# Aim:
Repeat the records below exactly, leaving out every picture.
-------- Data --------
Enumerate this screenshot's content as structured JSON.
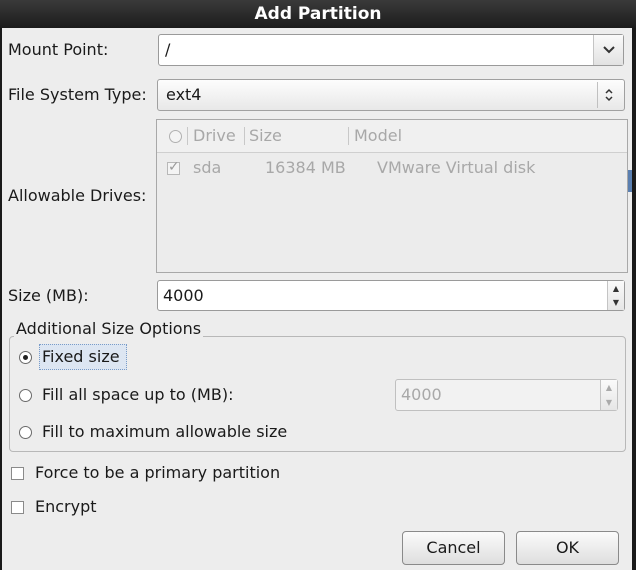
{
  "dialog": {
    "title": "Add Partition"
  },
  "mount_point": {
    "label": "Mount Point:",
    "value": "/",
    "dropdown_icon": "chevron-down-icon"
  },
  "fs_type": {
    "label": "File System Type:",
    "value": "ext4",
    "arrows_icon": "updown-arrows-icon"
  },
  "drives": {
    "label": "Allowable Drives:",
    "columns": [
      "Drive",
      "Size",
      "Model"
    ],
    "rows": [
      {
        "checked": true,
        "drive": "sda",
        "size": "16384 MB",
        "model": "VMware Virtual disk"
      }
    ]
  },
  "size": {
    "label": "Size (MB):",
    "value": "4000"
  },
  "additional": {
    "title": "Additional Size Options",
    "options": [
      {
        "label": "Fixed size",
        "selected": true
      },
      {
        "label": "Fill all space up to (MB):",
        "selected": false
      },
      {
        "label": "Fill to maximum allowable size",
        "selected": false
      }
    ],
    "fill_value": "4000"
  },
  "checkboxes": {
    "primary": {
      "label": "Force to be a primary partition",
      "checked": false
    },
    "encrypt": {
      "label": "Encrypt",
      "checked": false
    }
  },
  "buttons": {
    "cancel": "Cancel",
    "ok": "OK"
  },
  "colors": {
    "titlebar": "#1c1c1c",
    "background": "#ededed",
    "focus": "#dde6f2"
  }
}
--------
# Answer for this exercise:
Enumerate this screenshot's content as structured JSON.
{
  "dialog": {
    "title": "Add Partition"
  },
  "mount_point": {
    "label": "Mount Point:",
    "value": "/",
    "dropdown_icon": "chevron-down-icon"
  },
  "fs_type": {
    "label": "File System Type:",
    "value": "ext4",
    "arrows_icon": "updown-arrows-icon"
  },
  "drives": {
    "label": "Allowable Drives:",
    "columns": [
      "Drive",
      "Size",
      "Model"
    ],
    "rows": [
      {
        "checked": true,
        "drive": "sda",
        "size": "16384 MB",
        "model": "VMware Virtual disk"
      }
    ]
  },
  "size": {
    "label": "Size (MB):",
    "value": "4000"
  },
  "additional": {
    "title": "Additional Size Options",
    "options": [
      {
        "label": "Fixed size",
        "selected": true
      },
      {
        "label": "Fill all space up to (MB):",
        "selected": false
      },
      {
        "label": "Fill to maximum allowable size",
        "selected": false
      }
    ],
    "fill_value": "4000"
  },
  "checkboxes": {
    "primary": {
      "label": "Force to be a primary partition",
      "checked": false
    },
    "encrypt": {
      "label": "Encrypt",
      "checked": false
    }
  },
  "buttons": {
    "cancel": "Cancel",
    "ok": "OK"
  },
  "colors": {
    "titlebar": "#1c1c1c",
    "background": "#ededed",
    "focus": "#dde6f2"
  }
}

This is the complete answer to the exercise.